▶ [What to work on]
Bring together all lines of the material below that contain the string "订单编号".

-------- Exercise input

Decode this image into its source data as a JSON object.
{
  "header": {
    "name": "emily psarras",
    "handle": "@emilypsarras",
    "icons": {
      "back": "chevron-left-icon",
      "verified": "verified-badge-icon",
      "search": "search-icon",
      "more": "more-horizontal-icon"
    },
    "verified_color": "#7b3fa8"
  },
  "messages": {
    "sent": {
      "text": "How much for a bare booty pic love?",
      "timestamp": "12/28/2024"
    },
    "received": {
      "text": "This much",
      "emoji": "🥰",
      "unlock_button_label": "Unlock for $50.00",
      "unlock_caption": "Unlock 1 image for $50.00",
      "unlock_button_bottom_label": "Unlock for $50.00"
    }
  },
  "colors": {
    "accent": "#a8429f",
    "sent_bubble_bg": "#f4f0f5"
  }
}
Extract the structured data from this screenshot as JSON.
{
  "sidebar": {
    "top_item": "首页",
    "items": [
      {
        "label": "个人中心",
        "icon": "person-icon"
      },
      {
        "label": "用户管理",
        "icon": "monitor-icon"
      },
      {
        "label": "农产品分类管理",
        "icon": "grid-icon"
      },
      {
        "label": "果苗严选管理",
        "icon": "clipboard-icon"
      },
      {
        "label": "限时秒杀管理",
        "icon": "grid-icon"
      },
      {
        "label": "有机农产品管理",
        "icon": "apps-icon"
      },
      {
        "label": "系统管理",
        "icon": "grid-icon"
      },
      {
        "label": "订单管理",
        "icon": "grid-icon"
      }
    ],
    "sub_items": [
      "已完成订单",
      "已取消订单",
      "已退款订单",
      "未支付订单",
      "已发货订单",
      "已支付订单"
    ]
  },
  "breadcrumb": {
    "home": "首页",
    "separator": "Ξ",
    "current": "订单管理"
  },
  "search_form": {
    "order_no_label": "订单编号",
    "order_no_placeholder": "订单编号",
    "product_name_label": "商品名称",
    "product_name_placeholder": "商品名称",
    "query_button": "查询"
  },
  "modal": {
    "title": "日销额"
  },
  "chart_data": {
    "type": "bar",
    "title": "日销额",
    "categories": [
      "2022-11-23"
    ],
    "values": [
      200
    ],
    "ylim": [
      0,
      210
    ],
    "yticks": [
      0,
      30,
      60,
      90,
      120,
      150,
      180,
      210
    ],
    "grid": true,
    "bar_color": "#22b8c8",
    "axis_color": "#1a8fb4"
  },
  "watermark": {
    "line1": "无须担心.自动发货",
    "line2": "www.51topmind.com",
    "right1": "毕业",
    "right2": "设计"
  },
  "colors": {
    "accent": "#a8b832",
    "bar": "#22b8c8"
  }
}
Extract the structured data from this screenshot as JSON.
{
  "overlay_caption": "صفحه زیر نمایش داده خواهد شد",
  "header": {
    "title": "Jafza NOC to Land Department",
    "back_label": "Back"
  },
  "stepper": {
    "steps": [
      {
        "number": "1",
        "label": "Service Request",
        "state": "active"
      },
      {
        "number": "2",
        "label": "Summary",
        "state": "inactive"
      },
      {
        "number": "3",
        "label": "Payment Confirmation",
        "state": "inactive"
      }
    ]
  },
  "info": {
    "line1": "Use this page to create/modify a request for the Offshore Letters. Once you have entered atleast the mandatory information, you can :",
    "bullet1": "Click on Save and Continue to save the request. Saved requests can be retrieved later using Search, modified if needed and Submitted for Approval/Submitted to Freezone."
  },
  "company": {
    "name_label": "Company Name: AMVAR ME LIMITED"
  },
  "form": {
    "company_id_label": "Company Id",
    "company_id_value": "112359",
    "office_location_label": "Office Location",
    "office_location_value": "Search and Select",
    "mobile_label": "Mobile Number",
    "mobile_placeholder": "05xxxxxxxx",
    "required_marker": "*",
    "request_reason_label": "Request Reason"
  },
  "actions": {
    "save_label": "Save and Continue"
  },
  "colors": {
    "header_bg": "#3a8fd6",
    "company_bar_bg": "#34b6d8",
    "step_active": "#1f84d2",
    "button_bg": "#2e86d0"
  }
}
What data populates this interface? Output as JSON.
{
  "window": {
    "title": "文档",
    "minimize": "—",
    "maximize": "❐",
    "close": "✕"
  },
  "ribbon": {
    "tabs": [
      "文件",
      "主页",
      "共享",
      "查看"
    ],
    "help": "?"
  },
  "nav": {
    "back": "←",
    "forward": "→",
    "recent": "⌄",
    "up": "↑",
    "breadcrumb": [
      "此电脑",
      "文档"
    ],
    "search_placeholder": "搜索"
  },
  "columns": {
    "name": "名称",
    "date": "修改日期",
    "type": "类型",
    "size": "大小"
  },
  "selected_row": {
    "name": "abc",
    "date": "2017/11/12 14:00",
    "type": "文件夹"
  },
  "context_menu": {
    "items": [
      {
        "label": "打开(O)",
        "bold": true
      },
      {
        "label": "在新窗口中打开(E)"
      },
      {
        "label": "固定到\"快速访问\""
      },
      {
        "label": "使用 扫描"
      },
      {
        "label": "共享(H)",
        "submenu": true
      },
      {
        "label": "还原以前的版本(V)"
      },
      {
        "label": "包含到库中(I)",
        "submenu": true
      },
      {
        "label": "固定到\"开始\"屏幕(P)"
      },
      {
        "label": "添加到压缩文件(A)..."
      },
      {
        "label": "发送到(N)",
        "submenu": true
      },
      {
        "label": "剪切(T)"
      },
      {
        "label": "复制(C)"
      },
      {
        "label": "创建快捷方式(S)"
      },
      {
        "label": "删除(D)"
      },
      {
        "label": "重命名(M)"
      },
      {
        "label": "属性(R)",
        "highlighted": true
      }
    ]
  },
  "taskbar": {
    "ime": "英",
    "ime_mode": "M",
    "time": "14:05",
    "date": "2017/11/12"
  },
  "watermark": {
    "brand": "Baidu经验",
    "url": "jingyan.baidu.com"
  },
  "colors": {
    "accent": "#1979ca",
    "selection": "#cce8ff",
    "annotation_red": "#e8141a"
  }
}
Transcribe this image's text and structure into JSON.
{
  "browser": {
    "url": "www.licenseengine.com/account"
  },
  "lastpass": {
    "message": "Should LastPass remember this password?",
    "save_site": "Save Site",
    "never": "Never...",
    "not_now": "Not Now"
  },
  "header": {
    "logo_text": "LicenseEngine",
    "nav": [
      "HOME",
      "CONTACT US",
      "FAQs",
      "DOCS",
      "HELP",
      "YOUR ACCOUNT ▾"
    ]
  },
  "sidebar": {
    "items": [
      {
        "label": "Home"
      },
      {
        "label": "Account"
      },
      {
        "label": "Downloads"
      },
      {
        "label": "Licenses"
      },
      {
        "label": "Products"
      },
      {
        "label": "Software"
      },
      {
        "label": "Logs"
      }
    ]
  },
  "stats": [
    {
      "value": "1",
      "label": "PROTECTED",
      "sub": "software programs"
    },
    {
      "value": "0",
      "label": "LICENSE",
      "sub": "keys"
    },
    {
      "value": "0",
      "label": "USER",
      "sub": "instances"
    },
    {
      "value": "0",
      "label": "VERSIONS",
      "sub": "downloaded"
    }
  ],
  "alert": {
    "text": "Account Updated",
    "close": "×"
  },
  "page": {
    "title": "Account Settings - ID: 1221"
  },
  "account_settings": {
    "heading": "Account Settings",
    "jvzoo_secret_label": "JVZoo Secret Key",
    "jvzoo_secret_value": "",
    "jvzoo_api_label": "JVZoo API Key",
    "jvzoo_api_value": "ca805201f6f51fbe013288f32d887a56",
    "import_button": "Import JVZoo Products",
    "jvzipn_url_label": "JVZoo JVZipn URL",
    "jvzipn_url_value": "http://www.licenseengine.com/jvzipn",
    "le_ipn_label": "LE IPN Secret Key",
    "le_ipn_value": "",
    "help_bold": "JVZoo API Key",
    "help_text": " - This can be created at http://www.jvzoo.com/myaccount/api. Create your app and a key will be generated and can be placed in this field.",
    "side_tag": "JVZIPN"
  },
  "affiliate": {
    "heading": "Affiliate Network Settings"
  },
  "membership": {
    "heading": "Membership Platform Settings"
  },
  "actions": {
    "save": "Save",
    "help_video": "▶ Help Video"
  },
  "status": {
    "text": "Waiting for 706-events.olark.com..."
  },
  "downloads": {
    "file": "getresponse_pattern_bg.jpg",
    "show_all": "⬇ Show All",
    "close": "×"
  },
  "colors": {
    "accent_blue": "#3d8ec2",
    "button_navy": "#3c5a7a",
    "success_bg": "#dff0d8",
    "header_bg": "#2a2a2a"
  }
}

----------------

▶ [Solution for this task]
    "order_no_label": "订单编号",
    "order_no_placeholder": "订单编号",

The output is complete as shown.